- AIM -
In the entries below, count every line with the word "label". Return only the count.

- RECORD SET -
= = = = = = =

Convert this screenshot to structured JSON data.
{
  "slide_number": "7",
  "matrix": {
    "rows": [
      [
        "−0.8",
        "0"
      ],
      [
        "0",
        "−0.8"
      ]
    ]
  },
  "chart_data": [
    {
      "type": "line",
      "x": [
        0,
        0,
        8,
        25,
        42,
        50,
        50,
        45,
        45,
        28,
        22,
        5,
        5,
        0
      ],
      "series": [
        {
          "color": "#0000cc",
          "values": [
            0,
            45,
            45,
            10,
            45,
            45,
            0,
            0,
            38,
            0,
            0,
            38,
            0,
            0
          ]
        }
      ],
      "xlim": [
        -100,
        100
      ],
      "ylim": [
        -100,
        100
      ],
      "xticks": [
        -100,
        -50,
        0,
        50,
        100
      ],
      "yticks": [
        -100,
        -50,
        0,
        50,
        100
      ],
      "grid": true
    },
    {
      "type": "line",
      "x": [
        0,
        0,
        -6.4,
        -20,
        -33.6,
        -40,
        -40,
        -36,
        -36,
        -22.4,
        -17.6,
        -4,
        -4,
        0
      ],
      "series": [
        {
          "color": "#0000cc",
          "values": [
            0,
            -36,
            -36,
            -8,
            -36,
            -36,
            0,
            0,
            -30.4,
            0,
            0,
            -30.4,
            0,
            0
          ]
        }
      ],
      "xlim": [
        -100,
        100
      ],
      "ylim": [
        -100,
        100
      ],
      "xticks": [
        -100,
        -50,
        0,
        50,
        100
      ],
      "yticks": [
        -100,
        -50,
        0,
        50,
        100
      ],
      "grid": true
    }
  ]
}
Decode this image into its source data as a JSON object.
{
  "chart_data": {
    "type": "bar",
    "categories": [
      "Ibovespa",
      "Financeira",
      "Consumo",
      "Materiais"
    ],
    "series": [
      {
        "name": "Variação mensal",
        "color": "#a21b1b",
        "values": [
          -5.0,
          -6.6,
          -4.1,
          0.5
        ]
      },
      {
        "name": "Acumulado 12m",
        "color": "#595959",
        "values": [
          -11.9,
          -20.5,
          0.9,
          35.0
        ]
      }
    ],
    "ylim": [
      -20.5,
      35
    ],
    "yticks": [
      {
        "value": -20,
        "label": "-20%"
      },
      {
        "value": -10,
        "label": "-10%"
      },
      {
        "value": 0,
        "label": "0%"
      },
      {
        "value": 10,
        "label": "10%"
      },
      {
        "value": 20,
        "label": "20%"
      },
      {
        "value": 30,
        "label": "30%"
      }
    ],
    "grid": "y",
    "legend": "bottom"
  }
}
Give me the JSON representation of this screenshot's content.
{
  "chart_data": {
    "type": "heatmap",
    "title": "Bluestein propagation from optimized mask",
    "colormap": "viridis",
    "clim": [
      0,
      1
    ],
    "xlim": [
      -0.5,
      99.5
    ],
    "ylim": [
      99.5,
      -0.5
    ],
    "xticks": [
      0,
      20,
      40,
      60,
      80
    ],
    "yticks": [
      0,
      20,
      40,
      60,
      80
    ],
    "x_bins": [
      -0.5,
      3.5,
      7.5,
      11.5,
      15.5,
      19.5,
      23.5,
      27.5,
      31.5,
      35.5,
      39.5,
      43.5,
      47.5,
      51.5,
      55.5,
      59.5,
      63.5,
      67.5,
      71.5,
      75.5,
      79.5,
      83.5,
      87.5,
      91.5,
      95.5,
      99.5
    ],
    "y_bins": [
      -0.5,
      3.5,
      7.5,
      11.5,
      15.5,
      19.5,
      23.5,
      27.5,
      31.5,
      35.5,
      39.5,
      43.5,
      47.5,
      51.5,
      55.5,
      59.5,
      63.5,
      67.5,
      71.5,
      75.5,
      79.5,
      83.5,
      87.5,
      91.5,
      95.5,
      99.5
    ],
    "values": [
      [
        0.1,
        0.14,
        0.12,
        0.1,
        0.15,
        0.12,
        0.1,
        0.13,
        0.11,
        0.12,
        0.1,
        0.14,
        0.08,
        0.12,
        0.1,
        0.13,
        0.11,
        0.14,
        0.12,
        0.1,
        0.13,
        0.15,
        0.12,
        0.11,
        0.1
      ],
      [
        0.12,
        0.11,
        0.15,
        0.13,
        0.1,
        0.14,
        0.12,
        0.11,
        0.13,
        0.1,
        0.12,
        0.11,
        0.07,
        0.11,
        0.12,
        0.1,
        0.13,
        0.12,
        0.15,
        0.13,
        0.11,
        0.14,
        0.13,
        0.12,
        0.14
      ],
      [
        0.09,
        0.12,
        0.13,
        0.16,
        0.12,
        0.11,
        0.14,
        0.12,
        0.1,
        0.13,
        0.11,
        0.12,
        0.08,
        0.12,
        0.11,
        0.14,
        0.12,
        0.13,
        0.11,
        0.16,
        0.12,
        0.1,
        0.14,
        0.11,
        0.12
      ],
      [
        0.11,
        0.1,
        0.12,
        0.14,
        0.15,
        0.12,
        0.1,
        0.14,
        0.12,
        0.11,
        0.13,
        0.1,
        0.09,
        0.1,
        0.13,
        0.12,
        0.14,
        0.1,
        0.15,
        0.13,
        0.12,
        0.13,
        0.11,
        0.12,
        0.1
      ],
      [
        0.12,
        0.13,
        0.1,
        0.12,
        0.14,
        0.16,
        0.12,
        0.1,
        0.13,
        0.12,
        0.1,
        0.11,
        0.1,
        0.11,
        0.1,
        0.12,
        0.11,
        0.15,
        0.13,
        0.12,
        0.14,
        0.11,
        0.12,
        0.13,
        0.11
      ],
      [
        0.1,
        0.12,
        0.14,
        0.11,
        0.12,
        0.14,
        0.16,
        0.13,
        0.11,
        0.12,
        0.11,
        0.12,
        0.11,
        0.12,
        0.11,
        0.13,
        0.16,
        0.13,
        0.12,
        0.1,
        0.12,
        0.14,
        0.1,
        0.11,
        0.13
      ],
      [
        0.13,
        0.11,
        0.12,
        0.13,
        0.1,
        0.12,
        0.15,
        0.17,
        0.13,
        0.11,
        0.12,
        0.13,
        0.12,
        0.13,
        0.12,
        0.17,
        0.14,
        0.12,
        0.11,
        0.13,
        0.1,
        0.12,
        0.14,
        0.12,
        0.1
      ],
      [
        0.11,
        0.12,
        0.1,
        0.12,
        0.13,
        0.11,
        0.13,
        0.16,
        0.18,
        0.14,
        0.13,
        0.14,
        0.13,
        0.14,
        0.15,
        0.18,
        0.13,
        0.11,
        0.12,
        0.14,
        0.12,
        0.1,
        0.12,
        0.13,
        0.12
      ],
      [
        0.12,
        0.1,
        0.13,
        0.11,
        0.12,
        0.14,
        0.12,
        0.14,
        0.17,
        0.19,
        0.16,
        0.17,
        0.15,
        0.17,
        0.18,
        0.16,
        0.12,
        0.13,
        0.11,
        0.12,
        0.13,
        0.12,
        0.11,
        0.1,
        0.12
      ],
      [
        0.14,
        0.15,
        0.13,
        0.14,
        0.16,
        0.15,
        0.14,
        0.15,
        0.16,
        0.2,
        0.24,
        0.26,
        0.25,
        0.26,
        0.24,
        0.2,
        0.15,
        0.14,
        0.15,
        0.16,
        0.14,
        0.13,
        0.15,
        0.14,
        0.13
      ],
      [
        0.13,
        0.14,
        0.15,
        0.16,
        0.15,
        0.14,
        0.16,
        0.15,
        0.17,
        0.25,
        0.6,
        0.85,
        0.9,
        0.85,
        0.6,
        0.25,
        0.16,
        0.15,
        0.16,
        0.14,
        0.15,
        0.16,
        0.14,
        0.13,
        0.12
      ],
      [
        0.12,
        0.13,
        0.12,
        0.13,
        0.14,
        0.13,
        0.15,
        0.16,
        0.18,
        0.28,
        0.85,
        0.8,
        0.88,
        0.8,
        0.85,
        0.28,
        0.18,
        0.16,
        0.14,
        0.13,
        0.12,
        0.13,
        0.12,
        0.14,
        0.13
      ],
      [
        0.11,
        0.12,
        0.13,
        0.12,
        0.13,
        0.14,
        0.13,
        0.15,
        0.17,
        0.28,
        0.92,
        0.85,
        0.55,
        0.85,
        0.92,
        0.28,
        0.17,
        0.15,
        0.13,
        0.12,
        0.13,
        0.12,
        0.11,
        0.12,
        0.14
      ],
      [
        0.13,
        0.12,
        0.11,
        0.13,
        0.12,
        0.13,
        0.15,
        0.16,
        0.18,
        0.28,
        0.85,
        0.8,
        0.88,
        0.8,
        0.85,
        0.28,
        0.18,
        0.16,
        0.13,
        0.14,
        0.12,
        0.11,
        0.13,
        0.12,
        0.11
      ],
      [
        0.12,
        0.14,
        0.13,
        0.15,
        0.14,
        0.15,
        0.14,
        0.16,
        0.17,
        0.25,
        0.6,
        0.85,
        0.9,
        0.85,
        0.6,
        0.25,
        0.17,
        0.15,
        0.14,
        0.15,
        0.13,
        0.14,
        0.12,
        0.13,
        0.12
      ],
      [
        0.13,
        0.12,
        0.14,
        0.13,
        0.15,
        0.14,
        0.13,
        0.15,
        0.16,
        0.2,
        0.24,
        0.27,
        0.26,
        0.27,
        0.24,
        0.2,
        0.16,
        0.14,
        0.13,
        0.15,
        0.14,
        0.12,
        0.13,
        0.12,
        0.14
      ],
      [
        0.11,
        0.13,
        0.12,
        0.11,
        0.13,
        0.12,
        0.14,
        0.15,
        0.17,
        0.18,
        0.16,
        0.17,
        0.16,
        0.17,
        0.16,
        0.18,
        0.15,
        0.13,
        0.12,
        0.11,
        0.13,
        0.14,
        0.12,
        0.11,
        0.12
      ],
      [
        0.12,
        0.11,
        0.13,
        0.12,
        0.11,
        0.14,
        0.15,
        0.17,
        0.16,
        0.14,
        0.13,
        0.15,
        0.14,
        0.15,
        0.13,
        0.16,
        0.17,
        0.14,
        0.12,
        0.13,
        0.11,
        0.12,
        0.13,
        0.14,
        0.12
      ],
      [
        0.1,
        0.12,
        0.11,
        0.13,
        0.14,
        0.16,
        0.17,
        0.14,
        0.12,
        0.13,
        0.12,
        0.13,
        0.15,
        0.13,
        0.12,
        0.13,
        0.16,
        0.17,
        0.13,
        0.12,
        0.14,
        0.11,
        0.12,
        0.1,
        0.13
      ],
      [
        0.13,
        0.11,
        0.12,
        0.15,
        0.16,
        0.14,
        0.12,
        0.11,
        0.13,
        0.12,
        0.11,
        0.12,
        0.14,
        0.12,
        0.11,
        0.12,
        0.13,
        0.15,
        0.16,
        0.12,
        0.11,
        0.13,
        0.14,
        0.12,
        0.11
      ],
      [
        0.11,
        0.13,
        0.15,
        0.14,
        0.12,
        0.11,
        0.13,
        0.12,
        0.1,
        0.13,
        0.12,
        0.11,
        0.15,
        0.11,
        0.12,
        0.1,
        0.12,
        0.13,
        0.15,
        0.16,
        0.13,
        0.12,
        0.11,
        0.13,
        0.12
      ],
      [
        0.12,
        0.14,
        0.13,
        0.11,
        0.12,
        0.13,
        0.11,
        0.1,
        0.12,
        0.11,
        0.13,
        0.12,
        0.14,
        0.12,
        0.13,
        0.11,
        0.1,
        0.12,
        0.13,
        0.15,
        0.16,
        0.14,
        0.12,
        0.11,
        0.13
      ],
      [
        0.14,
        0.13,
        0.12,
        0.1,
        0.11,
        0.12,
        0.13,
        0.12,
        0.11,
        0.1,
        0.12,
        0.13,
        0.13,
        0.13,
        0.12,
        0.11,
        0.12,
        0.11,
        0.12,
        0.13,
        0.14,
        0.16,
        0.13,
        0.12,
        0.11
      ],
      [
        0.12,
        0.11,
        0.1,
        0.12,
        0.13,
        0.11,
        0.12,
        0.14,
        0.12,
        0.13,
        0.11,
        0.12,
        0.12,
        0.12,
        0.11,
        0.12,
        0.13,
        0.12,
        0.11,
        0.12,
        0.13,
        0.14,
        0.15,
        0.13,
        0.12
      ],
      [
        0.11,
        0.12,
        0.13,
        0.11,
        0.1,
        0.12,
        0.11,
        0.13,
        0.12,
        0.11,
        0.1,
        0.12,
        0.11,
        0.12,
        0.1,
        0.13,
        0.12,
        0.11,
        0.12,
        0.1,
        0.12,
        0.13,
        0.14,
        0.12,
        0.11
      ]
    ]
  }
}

= = = = = = =

- COMPLETE ANSWER -
6